--- start Task inputs ---

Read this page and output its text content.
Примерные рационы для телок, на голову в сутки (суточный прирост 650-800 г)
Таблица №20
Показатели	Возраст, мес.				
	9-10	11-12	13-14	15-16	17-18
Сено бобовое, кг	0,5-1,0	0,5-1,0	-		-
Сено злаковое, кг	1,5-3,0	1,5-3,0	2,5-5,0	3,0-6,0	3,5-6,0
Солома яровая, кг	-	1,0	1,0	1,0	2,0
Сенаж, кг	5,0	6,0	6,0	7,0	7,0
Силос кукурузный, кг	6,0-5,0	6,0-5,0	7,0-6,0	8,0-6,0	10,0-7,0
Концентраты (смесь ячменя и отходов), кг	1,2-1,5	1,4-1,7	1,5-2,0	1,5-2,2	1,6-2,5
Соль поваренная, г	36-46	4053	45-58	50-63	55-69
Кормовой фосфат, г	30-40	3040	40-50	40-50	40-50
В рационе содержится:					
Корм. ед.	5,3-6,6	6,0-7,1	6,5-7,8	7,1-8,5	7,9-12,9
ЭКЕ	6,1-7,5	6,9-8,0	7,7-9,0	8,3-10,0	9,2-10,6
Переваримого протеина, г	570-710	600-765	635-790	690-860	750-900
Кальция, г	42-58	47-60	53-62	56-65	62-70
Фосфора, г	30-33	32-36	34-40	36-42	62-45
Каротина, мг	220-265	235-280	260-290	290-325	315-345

--- end Task inputs ---

> **Aim of the task**: Give the data again, exactly as it stands.

> **Task result**:
Read this page and output its text content.
Примерные рационы для телок, на голову в сутки (суточный прирост 650-800 г)
Таблица №20
Показатели	Возраст, мес.				
	9-10	11-12	13-14	15-16	17-18
Сено бобовое, кг	0,5-1,0	0,5-1,0	-		-
Сено злаковое, кг	1,5-3,0	1,5-3,0	2,5-5,0	3,0-6,0	3,5-6,0
Солома яровая, кг	-	1,0	1,0	1,0	2,0
Сенаж, кг	5,0	6,0	6,0	7,0	7,0
Силос кукурузный, кг	6,0-5,0	6,0-5,0	7,0-6,0	8,0-6,0	10,0-7,0
Концентраты (смесь ячменя и отходов), кг	1,2-1,5	1,4-1,7	1,5-2,0	1,5-2,2	1,6-2,5
Соль поваренная, г	36-46	4053	45-58	50-63	55-69
Кормовой фосфат, г	30-40	3040	40-50	40-50	40-50
В рационе содержится:					
Корм. ед.	5,3-6,6	6,0-7,1	6,5-7,8	7,1-8,5	7,9-12,9
ЭКЕ	6,1-7,5	6,9-8,0	7,7-9,0	8,3-10,0	9,2-10,6
Переваримого протеина, г	570-710	600-765	635-790	690-860	750-900
Кальция, г	42-58	47-60	53-62	56-65	62-70
Фосфора, г	30-33	32-36	34-40	36-42	62-45
Каротина, мг	220-265	235-280	260-290	290-325	315-345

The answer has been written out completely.